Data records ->
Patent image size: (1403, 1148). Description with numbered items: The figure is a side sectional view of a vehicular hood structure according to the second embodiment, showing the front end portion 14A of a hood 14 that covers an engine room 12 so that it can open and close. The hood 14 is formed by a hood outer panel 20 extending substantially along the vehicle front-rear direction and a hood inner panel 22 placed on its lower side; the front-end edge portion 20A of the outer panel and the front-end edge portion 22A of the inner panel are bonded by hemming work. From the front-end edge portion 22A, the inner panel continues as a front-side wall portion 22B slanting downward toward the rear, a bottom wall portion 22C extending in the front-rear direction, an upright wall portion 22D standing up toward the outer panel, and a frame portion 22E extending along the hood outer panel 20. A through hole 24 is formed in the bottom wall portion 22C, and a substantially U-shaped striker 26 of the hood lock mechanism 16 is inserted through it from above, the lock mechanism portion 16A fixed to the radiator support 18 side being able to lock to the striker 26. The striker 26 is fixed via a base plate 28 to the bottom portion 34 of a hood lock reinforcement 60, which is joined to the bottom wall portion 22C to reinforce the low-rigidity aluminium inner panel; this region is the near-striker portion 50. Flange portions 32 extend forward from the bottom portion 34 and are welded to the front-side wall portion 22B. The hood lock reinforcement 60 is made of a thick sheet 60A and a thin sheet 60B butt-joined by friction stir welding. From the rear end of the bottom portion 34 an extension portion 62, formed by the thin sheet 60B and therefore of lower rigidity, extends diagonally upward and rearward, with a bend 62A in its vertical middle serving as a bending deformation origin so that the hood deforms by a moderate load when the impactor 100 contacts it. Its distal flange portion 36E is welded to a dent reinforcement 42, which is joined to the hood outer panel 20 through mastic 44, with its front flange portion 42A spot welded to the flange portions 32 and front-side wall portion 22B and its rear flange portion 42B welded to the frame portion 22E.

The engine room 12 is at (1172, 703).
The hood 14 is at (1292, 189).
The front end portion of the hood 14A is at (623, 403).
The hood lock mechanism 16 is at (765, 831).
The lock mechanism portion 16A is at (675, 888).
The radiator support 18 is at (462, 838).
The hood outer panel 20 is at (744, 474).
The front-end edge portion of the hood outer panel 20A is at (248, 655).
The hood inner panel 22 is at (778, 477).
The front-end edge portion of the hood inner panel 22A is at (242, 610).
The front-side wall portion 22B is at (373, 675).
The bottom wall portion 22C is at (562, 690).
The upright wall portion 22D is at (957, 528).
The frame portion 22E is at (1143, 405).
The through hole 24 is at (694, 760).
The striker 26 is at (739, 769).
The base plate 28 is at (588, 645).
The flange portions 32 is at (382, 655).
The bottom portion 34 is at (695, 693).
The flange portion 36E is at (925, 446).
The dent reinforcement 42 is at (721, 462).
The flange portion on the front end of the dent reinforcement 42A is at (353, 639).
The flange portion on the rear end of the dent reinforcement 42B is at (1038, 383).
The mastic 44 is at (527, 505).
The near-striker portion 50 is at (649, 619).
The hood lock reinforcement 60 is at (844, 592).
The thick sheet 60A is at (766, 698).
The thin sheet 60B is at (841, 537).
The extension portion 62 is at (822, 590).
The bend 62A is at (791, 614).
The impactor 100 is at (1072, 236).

Written exercise -> Write out the whole listing again, swapping "side sectional view" for "lateral cross-sectional view" and leaving everything else unchanged.

Worked answer ->
Patent image size: (1403, 1148). Description with numbered items: The figure is a lateral cross-sectional view of a vehicular hood structure according to the second embodiment, showing the front end portion 14A of a hood 14 that covers an engine room 12 so that it can open and close. The hood 14 is formed by a hood outer panel 20 extending substantially along the vehicle front-rear direction and a hood inner panel 22 placed on its lower side; the front-end edge portion 20A of the outer panel and the front-end edge portion 22A of the inner panel are bonded by hemming work. From the front-end edge portion 22A, the inner panel continues as a front-side wall portion 22B slanting downward toward the rear, a bottom wall portion 22C extending in the front-rear direction, an upright wall portion 22D standing up toward the outer panel, and a frame portion 22E extending along the hood outer panel 20. A through hole 24 is formed in the bottom wall portion 22C, and a substantially U-shaped striker 26 of the hood lock mechanism 16 is inserted through it from above, the lock mechanism portion 16A fixed to the radiator support 18 side being able to lock to the striker 26. The striker 26 is fixed via a base plate 28 to the bottom portion 34 of a hood lock reinforcement 60, which is joined to the bottom wall portion 22C to reinforce the low-rigidity aluminium inner panel; this region is the near-striker portion 50. Flange portions 32 extend forward from the bottom portion 34 and are welded to the front-side wall portion 22B. The hood lock reinforcement 60 is made of a thick sheet 60A and a thin sheet 60B butt-joined by friction stir welding. From the rear end of the bottom portion 34 an extension portion 62, formed by the thin sheet 60B and therefore of lower rigidity, extends diagonally upward and rearward, with a bend 62A in its vertical middle serving as a bending deformation origin so that the hood deforms by a moderate load when the impactor 100 contacts it. Its distal flange portion 36E is welded to a dent reinforcement 42, which is joined to the hood outer panel 20 through mastic 44, with its front flange portion 42A spot welded to the flange portions 32 and front-side wall portion 22B and its rear flange portion 42B welded to the frame portion 22E.

The engine room 12 is at (1172, 703).
The hood 14 is at (1292, 189).
The front end portion of the hood 14A is at (623, 403).
The hood lock mechanism 16 is at (765, 831).
The lock mechanism portion 16A is at (675, 888).
The radiator support 18 is at (462, 838).
The hood outer panel 20 is at (744, 474).
The front-end edge portion of the hood outer panel 20A is at (248, 655).
The hood inner panel 22 is at (778, 477).
The front-end edge portion of the hood inner panel 22A is at (242, 610).
The front-side wall portion 22B is at (373, 675).
The bottom wall portion 22C is at (562, 690).
The upright wall portion 22D is at (957, 528).
The frame portion 22E is at (1143, 405).
The through hole 24 is at (694, 760).
The striker 26 is at (739, 769).
The base plate 28 is at (588, 645).
The flange portions 32 is at (382, 655).
The bottom portion 34 is at (695, 693).
The flange portion 36E is at (925, 446).
The dent reinforcement 42 is at (721, 462).
The flange portion on the front end of the dent reinforcement 42A is at (353, 639).
The flange portion on the rear end of the dent reinforcement 42B is at (1038, 383).
The mastic 44 is at (527, 505).
The near-striker portion 50 is at (649, 619).
The hood lock reinforcement 60 is at (844, 592).
The thick sheet 60A is at (766, 698).
The thin sheet 60B is at (841, 537).
The extension portion 62 is at (822, 590).
The bend 62A is at (791, 614).
The impactor 100 is at (1072, 236).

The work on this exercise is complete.